Provided records:
####################

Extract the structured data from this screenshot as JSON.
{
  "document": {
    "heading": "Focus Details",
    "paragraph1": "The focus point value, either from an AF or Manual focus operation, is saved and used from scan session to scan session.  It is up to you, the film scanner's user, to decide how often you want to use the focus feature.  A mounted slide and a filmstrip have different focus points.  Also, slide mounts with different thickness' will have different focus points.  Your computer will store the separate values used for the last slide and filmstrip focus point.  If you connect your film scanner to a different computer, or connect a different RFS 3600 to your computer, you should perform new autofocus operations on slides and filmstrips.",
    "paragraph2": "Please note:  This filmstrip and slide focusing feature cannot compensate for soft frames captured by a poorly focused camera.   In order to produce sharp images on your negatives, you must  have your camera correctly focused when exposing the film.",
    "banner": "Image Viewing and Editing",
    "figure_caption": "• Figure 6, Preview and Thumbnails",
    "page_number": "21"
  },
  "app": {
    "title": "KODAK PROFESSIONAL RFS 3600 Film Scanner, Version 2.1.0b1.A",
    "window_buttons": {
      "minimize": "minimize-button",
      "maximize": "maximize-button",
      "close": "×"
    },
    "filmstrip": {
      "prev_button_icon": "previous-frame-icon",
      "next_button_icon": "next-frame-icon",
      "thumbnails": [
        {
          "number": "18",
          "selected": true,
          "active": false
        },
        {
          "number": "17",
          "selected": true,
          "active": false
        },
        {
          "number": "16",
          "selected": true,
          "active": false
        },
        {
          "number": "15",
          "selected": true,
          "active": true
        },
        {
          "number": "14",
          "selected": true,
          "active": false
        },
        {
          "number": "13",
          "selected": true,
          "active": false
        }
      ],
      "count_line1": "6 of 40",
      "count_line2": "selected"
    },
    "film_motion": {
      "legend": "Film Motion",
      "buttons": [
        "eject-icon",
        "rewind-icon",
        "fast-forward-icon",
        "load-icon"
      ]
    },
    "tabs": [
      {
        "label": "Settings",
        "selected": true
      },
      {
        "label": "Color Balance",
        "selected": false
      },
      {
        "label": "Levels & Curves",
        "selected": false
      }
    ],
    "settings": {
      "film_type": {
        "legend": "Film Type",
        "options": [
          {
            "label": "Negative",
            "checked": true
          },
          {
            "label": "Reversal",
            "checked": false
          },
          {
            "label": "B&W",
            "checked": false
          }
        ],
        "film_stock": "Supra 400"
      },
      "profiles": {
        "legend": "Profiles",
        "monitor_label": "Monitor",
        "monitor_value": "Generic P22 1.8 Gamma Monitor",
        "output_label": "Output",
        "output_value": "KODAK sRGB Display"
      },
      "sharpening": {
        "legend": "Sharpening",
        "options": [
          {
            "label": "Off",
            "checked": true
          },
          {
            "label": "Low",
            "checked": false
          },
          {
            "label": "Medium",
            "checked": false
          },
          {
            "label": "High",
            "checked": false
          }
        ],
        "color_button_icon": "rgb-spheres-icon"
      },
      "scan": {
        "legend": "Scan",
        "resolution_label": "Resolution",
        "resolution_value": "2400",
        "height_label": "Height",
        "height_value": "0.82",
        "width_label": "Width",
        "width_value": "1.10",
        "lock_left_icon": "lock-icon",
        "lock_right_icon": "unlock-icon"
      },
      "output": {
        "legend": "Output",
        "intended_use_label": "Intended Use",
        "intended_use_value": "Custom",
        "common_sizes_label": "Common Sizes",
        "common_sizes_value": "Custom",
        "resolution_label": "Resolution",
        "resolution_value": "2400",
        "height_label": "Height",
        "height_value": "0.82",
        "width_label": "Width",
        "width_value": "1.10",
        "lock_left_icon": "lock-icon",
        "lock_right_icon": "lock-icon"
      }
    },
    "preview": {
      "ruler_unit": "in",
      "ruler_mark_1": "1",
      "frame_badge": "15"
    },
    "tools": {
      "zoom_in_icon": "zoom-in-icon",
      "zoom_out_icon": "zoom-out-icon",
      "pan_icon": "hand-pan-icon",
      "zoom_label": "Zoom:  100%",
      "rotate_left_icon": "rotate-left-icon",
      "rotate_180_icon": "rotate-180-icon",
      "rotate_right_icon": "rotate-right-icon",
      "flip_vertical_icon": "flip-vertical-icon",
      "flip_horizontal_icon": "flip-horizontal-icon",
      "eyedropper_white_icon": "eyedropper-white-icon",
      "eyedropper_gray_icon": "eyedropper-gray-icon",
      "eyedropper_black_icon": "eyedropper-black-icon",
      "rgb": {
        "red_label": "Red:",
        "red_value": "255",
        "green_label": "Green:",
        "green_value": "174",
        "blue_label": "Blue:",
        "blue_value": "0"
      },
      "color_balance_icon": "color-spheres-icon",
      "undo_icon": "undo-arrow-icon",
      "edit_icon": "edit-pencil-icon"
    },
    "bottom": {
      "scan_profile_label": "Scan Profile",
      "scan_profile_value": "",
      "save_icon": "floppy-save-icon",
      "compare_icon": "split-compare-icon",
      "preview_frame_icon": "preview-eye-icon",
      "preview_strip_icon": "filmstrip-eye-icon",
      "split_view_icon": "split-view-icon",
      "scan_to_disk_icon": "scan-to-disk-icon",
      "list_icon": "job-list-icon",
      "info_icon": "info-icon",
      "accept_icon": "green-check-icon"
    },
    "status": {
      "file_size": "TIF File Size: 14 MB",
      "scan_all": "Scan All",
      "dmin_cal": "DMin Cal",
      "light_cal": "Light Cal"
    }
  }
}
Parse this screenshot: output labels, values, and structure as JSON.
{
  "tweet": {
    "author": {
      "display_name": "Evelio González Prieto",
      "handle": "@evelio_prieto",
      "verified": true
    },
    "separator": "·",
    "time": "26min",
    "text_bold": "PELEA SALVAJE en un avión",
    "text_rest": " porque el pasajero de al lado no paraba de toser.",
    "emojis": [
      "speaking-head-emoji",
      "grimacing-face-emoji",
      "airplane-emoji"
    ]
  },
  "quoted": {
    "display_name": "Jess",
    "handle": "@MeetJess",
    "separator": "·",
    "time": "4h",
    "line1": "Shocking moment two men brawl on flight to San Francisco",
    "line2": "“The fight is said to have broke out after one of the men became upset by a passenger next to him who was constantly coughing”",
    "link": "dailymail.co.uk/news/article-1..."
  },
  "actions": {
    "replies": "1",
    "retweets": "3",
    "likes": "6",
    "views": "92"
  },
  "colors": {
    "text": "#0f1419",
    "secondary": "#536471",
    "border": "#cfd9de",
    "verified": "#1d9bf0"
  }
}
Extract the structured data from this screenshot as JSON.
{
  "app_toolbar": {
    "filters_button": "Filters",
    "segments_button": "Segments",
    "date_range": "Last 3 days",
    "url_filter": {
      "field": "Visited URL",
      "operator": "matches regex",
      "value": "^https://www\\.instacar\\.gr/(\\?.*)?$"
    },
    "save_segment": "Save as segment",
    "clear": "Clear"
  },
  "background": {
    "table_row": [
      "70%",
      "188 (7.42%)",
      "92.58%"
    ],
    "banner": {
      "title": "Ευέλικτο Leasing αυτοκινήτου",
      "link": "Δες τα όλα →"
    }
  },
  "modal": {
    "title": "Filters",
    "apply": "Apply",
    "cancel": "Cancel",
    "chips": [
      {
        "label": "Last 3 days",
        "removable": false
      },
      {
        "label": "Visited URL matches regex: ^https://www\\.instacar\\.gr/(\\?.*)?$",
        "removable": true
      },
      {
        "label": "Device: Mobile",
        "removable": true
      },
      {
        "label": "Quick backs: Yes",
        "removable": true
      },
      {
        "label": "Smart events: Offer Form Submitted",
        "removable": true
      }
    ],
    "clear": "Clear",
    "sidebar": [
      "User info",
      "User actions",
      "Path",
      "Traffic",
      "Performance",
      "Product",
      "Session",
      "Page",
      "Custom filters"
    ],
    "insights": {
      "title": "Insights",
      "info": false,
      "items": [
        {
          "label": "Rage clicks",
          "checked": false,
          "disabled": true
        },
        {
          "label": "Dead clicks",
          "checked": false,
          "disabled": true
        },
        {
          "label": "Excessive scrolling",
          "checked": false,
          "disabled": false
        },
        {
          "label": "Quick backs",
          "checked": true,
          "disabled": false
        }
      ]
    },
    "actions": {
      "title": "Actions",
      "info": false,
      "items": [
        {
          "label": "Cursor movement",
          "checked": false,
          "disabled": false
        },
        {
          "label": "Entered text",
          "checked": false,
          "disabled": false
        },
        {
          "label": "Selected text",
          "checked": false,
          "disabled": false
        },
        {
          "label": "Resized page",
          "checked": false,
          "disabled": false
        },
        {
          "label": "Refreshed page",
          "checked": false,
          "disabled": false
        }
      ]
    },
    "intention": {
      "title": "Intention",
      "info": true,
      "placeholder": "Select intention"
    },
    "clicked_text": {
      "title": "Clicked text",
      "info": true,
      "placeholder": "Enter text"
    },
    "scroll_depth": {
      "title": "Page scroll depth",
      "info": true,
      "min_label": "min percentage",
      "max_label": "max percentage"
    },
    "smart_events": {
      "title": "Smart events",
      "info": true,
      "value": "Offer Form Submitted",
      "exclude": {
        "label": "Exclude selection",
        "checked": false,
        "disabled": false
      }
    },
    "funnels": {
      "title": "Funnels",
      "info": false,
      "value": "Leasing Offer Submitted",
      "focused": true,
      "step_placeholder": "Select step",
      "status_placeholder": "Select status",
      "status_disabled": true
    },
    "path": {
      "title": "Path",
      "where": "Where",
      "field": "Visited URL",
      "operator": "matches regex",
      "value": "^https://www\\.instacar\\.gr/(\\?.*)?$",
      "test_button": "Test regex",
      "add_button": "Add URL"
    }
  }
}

####################

Looking at the records above, say how many lines hold the string "slide". Write nothing but the number.

2